(Dataset items)
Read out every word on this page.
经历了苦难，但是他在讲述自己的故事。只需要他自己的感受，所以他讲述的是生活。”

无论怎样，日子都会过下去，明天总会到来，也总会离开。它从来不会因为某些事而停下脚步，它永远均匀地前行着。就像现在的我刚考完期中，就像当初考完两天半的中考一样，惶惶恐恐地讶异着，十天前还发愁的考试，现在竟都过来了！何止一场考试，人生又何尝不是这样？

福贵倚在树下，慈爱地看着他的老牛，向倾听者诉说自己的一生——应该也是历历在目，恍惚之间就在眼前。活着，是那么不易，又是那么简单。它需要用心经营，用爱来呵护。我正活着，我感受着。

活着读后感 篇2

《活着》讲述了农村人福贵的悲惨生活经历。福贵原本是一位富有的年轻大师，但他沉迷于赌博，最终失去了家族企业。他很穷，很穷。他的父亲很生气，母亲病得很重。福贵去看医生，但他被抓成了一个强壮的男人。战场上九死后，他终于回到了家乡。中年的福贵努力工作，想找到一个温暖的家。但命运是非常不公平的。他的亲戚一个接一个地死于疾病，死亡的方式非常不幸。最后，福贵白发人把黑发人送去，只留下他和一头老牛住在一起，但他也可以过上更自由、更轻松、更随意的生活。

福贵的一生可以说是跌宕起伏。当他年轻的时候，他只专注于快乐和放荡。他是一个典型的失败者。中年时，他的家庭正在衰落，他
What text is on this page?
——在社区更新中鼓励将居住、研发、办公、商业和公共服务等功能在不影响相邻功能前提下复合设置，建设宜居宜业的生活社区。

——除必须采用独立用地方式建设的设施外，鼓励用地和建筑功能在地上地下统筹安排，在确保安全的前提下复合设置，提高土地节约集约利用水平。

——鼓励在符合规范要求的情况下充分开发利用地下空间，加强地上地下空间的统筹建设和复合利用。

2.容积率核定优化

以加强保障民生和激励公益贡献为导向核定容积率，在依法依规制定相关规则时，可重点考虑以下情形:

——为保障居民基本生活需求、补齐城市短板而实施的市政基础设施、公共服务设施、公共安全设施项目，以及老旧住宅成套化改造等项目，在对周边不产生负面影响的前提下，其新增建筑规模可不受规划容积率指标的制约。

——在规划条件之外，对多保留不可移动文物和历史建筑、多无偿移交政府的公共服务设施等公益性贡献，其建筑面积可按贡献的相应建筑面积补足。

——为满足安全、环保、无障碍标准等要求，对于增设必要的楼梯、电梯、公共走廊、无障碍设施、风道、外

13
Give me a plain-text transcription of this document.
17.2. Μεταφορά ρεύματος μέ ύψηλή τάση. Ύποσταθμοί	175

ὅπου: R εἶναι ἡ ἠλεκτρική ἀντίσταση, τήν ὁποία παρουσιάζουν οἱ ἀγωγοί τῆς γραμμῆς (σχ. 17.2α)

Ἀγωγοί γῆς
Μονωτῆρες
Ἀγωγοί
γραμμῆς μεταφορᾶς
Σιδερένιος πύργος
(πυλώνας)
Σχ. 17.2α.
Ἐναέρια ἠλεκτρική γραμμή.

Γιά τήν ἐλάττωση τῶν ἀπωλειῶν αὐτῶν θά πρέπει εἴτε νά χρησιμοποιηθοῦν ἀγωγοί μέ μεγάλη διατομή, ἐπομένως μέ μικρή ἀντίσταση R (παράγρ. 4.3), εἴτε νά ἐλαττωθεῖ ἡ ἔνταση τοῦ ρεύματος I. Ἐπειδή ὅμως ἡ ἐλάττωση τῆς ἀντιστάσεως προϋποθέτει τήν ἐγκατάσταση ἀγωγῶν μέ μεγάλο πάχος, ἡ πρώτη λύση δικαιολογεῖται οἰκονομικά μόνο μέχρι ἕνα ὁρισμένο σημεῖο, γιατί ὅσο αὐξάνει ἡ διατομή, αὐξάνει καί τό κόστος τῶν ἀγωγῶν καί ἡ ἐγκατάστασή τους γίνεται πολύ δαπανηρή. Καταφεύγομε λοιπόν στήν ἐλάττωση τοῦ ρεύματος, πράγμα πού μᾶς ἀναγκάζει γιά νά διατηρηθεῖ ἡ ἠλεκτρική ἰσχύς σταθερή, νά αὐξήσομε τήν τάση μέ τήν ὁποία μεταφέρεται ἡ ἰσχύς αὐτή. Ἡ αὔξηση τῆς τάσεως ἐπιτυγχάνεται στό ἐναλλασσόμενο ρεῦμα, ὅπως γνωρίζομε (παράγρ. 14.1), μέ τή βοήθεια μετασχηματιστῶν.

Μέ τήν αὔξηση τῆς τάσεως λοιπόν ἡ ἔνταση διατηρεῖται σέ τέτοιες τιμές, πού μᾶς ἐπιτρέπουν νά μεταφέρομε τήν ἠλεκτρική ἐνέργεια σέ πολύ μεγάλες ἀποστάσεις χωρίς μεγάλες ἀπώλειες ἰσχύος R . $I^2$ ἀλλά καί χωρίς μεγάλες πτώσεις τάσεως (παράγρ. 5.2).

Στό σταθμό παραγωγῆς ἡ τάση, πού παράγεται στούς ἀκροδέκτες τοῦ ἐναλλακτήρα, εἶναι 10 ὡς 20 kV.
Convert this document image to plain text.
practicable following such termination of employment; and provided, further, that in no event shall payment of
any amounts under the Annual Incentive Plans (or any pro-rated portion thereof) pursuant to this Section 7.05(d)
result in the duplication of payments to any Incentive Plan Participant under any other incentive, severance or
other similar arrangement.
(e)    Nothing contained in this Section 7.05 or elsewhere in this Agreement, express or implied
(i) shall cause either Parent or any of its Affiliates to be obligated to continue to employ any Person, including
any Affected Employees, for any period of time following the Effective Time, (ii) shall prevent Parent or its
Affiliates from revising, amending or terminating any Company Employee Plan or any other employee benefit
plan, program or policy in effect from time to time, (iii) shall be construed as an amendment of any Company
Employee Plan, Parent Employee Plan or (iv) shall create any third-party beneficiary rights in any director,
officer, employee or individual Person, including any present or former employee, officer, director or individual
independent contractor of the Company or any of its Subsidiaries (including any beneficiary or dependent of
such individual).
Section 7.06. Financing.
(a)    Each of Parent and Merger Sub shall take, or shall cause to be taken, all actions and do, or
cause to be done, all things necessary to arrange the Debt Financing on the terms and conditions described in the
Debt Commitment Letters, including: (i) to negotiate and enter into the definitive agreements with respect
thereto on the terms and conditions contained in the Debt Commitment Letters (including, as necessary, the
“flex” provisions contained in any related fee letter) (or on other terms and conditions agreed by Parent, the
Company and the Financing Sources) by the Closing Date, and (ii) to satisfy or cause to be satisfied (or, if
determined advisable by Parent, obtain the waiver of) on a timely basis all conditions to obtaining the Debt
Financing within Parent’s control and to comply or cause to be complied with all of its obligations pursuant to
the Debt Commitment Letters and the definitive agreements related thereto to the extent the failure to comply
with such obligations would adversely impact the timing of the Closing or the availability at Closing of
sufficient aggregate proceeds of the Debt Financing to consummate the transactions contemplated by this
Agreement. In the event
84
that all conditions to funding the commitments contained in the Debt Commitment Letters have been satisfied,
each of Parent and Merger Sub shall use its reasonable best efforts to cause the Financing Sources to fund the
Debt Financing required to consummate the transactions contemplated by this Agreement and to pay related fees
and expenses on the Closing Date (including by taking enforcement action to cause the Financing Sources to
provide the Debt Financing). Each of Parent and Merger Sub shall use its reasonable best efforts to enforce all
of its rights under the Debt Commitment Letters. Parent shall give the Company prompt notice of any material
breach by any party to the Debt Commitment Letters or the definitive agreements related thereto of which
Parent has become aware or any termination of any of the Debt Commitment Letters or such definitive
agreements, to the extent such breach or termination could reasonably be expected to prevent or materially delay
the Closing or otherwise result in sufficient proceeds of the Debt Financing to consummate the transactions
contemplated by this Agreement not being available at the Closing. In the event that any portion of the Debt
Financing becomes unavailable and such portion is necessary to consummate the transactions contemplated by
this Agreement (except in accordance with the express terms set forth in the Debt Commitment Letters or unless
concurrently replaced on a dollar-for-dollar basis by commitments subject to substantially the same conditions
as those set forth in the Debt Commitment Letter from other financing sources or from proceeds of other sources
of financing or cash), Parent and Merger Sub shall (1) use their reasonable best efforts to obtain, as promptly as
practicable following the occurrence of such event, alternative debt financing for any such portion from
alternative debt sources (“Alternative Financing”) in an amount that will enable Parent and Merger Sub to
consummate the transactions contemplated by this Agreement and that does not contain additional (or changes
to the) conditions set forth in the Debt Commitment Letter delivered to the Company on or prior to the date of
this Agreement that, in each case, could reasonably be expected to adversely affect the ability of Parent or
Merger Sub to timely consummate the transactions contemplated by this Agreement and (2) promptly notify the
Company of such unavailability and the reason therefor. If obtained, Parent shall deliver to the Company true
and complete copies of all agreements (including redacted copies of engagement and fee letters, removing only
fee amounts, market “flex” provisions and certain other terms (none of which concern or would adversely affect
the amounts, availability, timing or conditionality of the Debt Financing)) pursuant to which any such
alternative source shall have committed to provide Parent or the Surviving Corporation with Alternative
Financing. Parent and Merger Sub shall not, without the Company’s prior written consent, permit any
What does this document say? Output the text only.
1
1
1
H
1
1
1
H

- What you have to do -
Pull out all lines containing "following".

- Result below -
practicable following such termination of employment; and provided, further, that in no event shall payment of
any Affected Employees, for any period of time following the Effective Time, (ii) shall prevent Parent or its
practicable following the occurrence of such event, alternative debt financing for any such portion from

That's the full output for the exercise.